** START Supplied data **

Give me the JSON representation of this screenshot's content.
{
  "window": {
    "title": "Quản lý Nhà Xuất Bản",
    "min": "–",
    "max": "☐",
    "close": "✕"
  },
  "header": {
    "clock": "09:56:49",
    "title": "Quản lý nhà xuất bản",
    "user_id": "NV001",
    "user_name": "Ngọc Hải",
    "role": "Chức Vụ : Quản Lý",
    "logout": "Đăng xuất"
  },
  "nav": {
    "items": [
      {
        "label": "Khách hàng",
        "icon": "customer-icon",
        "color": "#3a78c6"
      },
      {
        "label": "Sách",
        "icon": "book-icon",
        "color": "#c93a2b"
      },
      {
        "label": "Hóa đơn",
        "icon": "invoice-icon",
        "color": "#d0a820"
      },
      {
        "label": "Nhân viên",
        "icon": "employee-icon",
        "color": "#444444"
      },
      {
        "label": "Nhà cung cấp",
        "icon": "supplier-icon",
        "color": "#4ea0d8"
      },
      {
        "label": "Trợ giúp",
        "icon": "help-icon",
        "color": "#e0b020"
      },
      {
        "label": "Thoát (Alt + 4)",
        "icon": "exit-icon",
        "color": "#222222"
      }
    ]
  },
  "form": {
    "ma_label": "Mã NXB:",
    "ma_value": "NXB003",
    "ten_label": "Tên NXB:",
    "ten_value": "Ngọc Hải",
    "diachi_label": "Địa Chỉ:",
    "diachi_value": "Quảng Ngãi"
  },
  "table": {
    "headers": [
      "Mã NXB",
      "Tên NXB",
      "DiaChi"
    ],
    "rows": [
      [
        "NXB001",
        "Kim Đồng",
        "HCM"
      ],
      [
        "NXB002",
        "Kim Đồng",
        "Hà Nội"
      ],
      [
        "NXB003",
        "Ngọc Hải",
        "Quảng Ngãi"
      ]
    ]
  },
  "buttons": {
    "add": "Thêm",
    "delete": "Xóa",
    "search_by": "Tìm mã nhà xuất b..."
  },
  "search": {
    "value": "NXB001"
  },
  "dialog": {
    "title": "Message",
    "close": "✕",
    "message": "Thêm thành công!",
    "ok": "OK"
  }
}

** END Supplied data **

From the listing above, return each line with the word "title".

▸ **Finished answer**
    "title": "Quản lý Nhà Xuất Bản",
    "title": "Quản lý nhà xuất bản",
    "title": "Message",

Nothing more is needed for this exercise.